▸ REQUIREMENT
Which lines below hold the word "ВСЕГО"? Copy all of them.

Source records
►
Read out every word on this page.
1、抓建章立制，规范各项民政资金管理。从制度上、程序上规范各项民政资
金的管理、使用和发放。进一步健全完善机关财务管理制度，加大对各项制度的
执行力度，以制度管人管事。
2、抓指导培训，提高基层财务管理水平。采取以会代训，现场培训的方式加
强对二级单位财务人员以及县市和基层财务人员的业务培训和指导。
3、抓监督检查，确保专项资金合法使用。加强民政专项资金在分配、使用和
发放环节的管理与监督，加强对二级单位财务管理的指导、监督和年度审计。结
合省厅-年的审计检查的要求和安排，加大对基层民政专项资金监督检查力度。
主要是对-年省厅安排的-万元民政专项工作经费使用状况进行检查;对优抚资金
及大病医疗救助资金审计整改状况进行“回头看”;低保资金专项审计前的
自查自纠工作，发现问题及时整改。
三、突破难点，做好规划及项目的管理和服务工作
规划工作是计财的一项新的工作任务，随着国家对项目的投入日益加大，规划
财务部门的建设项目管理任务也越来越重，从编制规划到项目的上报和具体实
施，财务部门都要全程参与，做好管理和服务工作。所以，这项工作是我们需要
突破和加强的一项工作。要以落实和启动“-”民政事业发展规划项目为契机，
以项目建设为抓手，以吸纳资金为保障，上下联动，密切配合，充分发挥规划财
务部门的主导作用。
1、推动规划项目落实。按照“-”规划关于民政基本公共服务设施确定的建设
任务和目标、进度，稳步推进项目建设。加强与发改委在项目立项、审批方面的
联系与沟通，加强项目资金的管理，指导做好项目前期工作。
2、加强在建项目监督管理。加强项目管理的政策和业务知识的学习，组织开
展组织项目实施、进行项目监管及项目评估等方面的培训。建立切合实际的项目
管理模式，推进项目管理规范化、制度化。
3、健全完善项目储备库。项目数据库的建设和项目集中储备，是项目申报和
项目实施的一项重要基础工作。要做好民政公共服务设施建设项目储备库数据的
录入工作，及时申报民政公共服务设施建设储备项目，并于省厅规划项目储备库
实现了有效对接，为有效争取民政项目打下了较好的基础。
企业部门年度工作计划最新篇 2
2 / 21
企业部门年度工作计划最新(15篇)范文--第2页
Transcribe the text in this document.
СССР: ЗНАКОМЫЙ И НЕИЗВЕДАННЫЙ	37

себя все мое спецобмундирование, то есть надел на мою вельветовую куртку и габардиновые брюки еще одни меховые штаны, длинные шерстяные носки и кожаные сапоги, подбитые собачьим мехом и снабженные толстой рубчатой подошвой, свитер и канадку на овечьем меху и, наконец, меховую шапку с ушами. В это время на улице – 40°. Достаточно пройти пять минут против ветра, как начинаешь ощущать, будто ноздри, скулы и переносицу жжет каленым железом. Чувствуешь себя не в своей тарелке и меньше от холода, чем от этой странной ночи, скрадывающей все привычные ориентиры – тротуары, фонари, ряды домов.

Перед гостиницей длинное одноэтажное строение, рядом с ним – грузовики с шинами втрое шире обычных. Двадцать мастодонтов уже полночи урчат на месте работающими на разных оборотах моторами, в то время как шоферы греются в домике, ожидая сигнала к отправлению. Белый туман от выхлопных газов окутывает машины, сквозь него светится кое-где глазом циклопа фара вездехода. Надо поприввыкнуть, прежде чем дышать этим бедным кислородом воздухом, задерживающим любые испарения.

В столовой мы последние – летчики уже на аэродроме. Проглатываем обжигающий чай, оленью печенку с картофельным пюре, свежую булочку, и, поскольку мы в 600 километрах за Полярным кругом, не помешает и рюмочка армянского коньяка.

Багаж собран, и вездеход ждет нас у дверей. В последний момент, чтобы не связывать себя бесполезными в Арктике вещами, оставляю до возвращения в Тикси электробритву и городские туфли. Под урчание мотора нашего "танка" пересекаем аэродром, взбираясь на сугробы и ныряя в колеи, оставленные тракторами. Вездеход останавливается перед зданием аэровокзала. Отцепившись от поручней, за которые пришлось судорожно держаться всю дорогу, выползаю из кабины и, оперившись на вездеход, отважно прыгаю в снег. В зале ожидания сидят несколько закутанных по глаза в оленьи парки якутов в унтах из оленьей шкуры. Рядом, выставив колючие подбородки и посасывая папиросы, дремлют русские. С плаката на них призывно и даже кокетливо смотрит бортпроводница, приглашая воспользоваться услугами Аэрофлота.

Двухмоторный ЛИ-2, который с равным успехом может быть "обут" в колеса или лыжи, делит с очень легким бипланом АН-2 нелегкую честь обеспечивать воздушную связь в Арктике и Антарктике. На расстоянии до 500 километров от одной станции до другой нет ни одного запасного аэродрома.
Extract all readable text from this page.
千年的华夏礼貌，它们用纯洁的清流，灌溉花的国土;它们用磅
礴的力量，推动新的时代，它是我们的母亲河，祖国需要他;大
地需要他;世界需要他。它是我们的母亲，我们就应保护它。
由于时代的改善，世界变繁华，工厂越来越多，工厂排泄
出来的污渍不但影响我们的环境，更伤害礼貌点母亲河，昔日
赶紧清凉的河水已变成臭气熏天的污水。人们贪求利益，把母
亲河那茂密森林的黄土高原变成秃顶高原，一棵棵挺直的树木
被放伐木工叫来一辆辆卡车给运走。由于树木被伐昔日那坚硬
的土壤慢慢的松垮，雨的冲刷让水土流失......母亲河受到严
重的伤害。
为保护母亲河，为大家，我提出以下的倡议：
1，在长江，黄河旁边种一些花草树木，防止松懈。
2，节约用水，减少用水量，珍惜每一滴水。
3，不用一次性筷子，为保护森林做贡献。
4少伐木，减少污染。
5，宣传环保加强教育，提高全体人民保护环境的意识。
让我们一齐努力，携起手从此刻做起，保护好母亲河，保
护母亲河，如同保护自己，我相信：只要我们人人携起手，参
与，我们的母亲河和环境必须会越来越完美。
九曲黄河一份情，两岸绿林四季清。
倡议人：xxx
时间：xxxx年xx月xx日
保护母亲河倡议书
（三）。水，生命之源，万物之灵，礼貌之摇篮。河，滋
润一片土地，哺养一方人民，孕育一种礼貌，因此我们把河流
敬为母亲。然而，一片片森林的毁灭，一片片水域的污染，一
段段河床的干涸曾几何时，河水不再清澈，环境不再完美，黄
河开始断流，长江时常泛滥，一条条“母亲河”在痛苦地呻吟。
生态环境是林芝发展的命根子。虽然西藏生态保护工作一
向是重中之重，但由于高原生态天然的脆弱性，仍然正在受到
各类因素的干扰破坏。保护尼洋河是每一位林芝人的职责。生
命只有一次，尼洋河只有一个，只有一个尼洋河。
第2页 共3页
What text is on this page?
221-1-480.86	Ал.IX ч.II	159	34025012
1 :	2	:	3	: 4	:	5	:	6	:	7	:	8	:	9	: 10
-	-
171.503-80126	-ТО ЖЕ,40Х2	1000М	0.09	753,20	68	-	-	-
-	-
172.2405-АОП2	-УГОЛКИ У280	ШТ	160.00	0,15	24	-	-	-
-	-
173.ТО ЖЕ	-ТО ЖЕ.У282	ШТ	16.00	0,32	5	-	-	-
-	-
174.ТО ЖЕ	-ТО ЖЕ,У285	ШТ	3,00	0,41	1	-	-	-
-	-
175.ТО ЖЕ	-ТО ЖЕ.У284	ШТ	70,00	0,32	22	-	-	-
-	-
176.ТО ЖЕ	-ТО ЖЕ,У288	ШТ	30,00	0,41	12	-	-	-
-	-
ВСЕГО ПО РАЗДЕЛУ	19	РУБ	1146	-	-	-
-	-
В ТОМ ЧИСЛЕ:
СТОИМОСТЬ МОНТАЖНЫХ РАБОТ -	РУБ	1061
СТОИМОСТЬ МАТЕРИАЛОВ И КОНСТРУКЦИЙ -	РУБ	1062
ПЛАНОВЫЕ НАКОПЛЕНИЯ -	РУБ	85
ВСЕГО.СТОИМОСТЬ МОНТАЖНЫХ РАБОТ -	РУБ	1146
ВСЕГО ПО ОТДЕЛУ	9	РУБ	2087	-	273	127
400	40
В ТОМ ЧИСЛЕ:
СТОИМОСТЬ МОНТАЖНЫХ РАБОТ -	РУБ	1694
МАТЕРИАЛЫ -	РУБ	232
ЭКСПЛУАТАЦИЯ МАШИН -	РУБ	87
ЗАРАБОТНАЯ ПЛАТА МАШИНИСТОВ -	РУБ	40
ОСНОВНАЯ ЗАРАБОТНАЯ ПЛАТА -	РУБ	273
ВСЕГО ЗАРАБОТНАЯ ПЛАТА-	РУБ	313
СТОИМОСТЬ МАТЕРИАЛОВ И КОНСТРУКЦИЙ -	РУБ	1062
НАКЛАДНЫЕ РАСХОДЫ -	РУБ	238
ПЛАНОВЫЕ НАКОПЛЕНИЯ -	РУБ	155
◄
▸ FINISHED EXERCISE
ВСЕГО ПО РАЗДЕЛУ	19	РУБ	1146	-	-	-
ВСЕГО.СТОИМОСТЬ МОНТАЖНЫХ РАБОТ -	РУБ	1146
ВСЕГО ПО ОТДЕЛУ	9	РУБ	2087	-	273	127
ВСЕГО ЗАРАБОТНАЯ ПЛАТА-	РУБ	313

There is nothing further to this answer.